___ DATASET

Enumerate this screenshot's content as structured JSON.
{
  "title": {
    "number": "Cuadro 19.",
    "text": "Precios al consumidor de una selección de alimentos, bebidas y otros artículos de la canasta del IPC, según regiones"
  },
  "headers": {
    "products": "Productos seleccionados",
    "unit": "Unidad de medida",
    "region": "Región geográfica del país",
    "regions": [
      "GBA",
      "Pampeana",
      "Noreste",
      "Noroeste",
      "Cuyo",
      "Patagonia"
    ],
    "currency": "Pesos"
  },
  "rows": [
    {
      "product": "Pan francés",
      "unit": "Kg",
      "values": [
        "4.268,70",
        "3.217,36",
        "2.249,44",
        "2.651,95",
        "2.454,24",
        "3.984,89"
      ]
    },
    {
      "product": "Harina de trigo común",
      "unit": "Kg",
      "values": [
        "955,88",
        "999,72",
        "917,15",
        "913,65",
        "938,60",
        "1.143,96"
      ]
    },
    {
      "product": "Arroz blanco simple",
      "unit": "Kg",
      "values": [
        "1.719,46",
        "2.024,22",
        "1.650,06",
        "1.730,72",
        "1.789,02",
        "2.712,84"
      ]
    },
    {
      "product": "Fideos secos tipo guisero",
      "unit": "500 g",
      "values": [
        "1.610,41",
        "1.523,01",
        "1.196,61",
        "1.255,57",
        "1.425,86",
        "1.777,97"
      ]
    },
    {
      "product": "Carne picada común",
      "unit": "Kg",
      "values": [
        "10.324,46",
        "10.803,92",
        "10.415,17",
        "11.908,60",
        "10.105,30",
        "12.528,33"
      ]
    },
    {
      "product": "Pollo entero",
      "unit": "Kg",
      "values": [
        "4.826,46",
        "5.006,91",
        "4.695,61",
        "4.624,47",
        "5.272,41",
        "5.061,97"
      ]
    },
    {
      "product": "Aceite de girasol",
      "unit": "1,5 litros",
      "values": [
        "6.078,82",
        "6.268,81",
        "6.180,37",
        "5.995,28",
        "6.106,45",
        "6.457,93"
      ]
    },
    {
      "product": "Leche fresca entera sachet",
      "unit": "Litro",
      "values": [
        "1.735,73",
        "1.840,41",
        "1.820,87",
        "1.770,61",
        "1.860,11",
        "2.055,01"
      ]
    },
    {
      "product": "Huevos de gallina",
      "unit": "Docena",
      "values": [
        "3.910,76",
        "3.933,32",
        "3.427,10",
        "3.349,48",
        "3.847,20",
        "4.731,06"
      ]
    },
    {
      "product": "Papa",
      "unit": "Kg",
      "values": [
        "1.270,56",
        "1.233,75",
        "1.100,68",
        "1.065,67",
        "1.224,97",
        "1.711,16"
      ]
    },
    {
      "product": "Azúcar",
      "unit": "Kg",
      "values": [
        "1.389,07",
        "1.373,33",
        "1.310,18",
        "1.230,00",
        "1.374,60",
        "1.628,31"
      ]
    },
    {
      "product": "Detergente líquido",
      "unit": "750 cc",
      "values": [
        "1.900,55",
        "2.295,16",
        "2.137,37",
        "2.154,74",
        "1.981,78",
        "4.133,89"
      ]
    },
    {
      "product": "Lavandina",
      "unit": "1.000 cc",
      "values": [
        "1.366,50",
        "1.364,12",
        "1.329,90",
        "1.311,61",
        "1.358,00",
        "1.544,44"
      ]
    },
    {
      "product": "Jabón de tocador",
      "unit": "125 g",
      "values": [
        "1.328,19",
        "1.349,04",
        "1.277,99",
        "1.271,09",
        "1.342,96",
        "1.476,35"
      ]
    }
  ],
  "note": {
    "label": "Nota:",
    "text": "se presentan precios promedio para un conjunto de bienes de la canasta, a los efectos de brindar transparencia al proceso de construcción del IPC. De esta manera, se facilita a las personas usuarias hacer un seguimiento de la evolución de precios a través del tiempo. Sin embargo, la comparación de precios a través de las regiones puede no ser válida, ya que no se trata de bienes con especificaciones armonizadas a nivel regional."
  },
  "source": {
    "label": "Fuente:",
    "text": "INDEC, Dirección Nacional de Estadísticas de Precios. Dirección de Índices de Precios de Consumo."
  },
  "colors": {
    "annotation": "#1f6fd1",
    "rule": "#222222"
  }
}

______

Check each line of the records for the word "común" and extract those that contain it.

**ANSWER FOR THIS EXERCISE:**
      "product": "Harina de trigo común",
      "product": "Carne picada común",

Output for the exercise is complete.